**Exercise materials**.
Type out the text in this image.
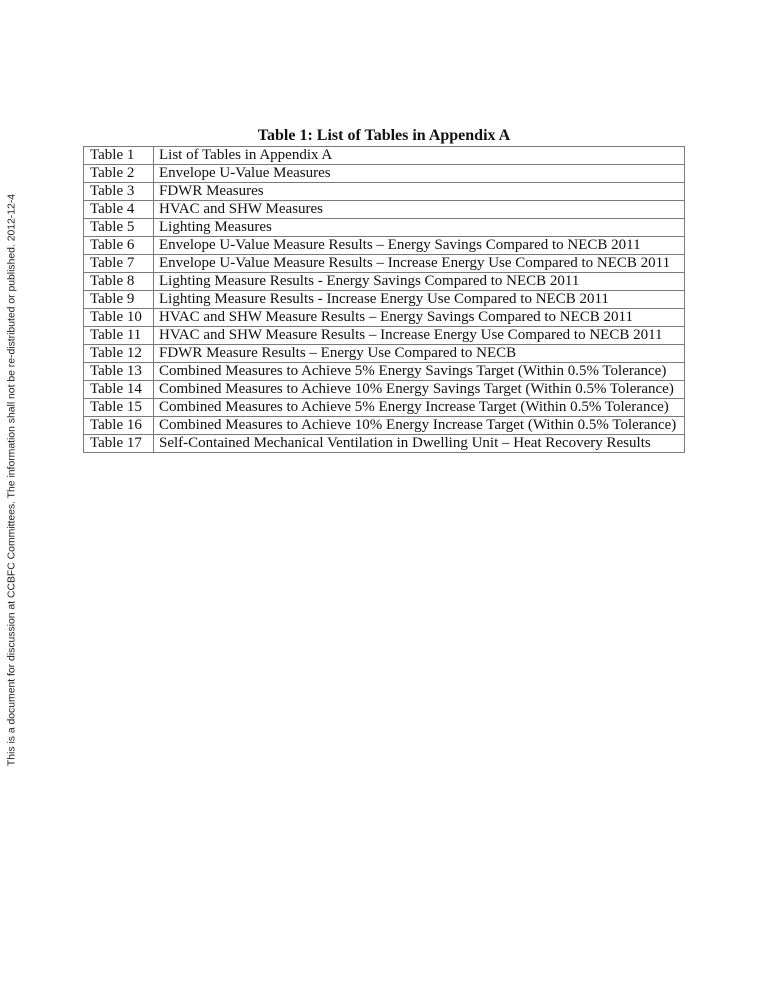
This is a document for discussion at CCBFC Committees. The information shall not be re-distributed or published. 2012-12-4
Table 1: List of Tables in Appendix A
Table 1	List of Tables in Appendix A
Table 2	Envelope U-Value Measures
Table 3	FDWR Measures
Table 4	HVAC and SHW Measures
Table 5	Lighting Measures
Table 6	Envelope U-Value Measure Results – Energy Savings Compared to NECB 2011
Table 7	Envelope U-Value Measure Results – Increase Energy Use Compared to NECB 2011
Table 8	Lighting Measure Results - Energy Savings Compared to NECB 2011
Table 9	Lighting Measure Results - Increase Energy Use Compared to NECB 2011
Table 10	HVAC and SHW Measure Results – Energy Savings Compared to NECB 2011
Table 11	HVAC and SHW Measure Results – Increase Energy Use Compared to NECB 2011
Table 12	FDWR Measure Results – Energy Use Compared to NECB
Table 13	Combined Measures to Achieve 5% Energy Savings Target (Within 0.5% Tolerance)
Table 14	Combined Measures to Achieve 10% Energy Savings Target (Within 0.5% Tolerance)
Table 15	Combined Measures to Achieve 5% Energy Increase Target (Within 0.5% Tolerance)
Table 16	Combined Measures to Achieve 10% Energy Increase Target (Within 0.5% Tolerance)
Table 17	Self-Contained Mechanical Ventilation in Dwelling Unit – Heat Recovery Results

**Do this**. Omit the pictures and output all of the other material exactly.

**Final answer**.
Type out the text in this image.
This is a document for discussion at CCBFC Committees. The information shall not be re-distributed or published. 2012-12-4
Table 1: List of Tables in Appendix A
Table 1	List of Tables in Appendix A
Table 2	Envelope U-Value Measures
Table 3	FDWR Measures
Table 4	HVAC and SHW Measures
Table 5	Lighting Measures
Table 6	Envelope U-Value Measure Results – Energy Savings Compared to NECB 2011
Table 7	Envelope U-Value Measure Results – Increase Energy Use Compared to NECB 2011
Table 8	Lighting Measure Results - Energy Savings Compared to NECB 2011
Table 9	Lighting Measure Results - Increase Energy Use Compared to NECB 2011
Table 10	HVAC and SHW Measure Results – Energy Savings Compared to NECB 2011
Table 11	HVAC and SHW Measure Results – Increase Energy Use Compared to NECB 2011
Table 12	FDWR Measure Results – Energy Use Compared to NECB
Table 13	Combined Measures to Achieve 5% Energy Savings Target (Within 0.5% Tolerance)
Table 14	Combined Measures to Achieve 10% Energy Savings Target (Within 0.5% Tolerance)
Table 15	Combined Measures to Achieve 5% Energy Increase Target (Within 0.5% Tolerance)
Table 16	Combined Measures to Achieve 10% Energy Increase Target (Within 0.5% Tolerance)
Table 17	Self-Contained Mechanical Ventilation in Dwelling Unit – Heat Recovery Results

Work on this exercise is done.